[START OF Dataset rows]
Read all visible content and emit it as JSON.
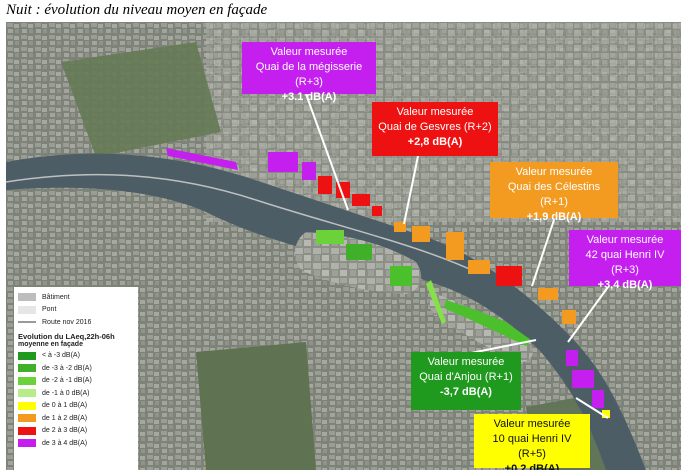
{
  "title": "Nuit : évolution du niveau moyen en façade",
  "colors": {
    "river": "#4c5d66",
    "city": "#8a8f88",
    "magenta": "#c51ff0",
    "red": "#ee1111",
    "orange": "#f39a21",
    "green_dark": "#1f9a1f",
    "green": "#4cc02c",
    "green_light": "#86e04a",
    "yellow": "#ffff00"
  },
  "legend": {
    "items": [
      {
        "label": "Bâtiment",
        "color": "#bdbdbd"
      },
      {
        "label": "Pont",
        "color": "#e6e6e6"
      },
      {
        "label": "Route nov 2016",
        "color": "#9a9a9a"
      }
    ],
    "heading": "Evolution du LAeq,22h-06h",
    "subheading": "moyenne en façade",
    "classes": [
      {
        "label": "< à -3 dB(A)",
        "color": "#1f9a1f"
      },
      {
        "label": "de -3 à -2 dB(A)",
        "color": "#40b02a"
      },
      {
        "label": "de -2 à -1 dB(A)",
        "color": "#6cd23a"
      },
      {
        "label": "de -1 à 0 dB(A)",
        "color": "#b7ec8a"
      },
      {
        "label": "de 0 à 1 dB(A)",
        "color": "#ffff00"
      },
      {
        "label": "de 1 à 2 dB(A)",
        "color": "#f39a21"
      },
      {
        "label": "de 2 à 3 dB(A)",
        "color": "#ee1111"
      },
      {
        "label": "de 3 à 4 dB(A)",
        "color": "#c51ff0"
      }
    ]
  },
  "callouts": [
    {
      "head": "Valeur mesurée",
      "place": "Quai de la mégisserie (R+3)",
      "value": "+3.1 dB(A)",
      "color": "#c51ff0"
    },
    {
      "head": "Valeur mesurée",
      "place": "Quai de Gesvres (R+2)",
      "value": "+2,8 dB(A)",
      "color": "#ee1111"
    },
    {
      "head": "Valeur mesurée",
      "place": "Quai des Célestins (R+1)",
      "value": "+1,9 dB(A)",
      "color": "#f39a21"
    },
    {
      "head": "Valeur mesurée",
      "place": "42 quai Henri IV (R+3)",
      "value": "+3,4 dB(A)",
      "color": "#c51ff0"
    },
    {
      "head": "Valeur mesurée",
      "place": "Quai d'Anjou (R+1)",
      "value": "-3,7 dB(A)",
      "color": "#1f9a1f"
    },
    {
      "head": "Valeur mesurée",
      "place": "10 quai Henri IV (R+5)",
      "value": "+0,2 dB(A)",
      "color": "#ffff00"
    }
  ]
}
[END OF Dataset rows]
[START OF Dataset rows]
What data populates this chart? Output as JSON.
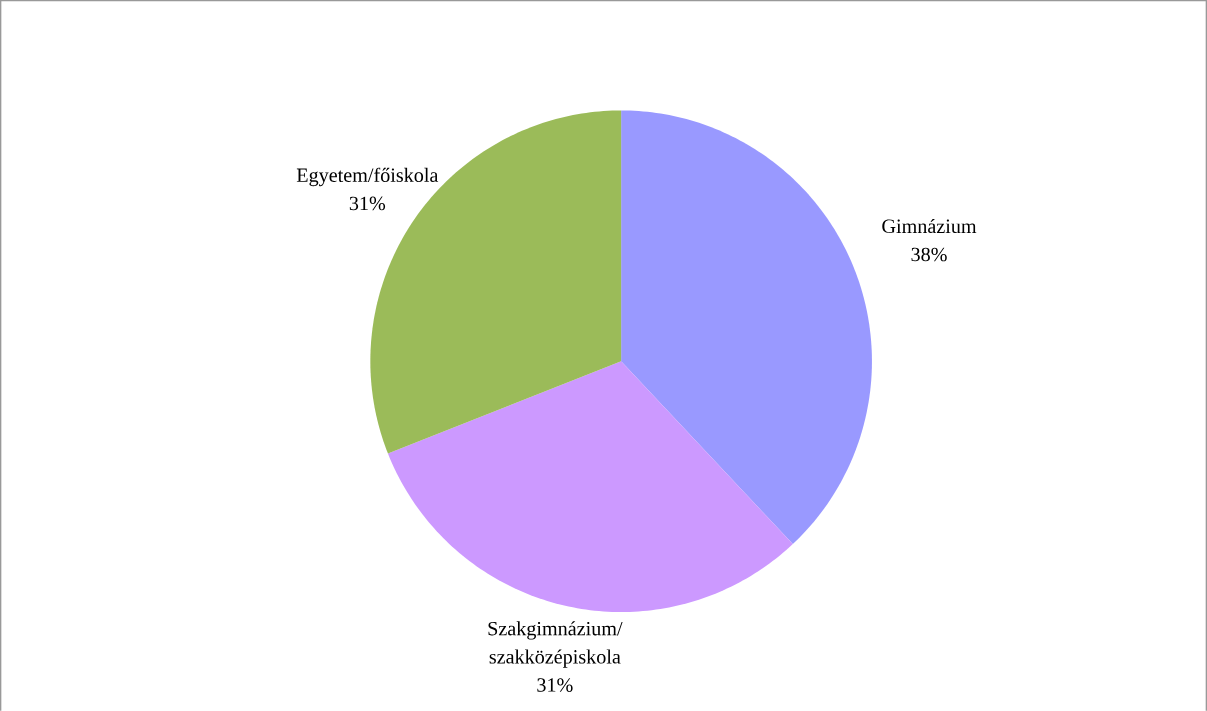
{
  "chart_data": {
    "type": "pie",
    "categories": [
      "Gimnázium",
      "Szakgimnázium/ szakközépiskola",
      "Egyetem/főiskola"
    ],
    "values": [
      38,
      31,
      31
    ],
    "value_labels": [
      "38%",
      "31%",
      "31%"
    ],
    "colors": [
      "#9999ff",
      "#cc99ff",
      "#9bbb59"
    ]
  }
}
[END OF Dataset rows]
[START OF Dataset rows]
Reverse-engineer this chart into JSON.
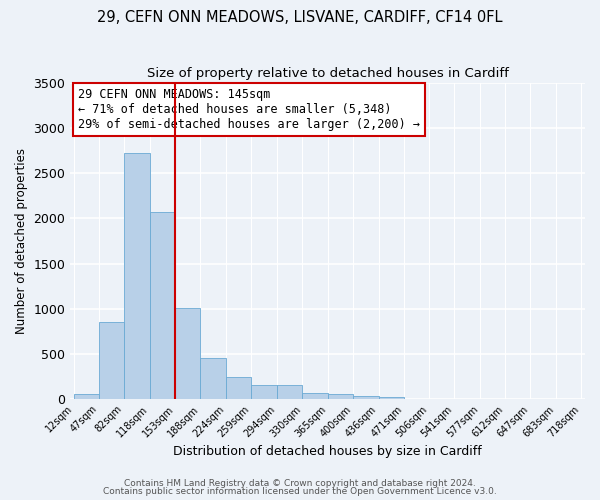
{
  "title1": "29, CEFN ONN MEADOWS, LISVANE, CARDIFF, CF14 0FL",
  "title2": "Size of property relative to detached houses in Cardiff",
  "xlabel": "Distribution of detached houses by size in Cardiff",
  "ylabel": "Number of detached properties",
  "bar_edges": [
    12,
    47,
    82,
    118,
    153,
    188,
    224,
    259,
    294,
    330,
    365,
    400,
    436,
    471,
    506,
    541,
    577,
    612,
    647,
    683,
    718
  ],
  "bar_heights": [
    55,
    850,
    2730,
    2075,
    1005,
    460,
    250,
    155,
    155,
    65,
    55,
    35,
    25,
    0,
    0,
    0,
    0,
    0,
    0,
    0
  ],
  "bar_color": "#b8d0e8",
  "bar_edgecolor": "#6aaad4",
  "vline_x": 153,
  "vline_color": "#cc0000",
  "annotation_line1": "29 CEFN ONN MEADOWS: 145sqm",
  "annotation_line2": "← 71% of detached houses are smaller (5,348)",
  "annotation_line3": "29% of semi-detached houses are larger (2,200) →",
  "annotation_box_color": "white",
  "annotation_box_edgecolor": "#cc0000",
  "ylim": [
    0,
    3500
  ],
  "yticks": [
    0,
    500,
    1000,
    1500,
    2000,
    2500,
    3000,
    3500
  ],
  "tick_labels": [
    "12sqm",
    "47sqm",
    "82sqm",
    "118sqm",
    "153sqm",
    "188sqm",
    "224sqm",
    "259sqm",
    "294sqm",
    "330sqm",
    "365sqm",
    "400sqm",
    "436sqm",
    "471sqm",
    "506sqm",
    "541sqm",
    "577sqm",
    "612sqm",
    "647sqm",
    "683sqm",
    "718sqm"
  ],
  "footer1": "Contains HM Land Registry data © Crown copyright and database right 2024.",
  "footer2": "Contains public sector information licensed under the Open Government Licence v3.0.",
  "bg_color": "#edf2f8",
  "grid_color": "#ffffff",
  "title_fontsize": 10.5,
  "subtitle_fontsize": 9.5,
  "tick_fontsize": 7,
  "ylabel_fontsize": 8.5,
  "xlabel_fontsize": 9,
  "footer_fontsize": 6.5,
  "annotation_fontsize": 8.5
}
[END OF Dataset rows]
Exercise goal. Above are the records; copy every line in them that holds the word "this".

Complete response.
What data populates this chart? Output as JSON.
Reverse-engineer this chart into JSON.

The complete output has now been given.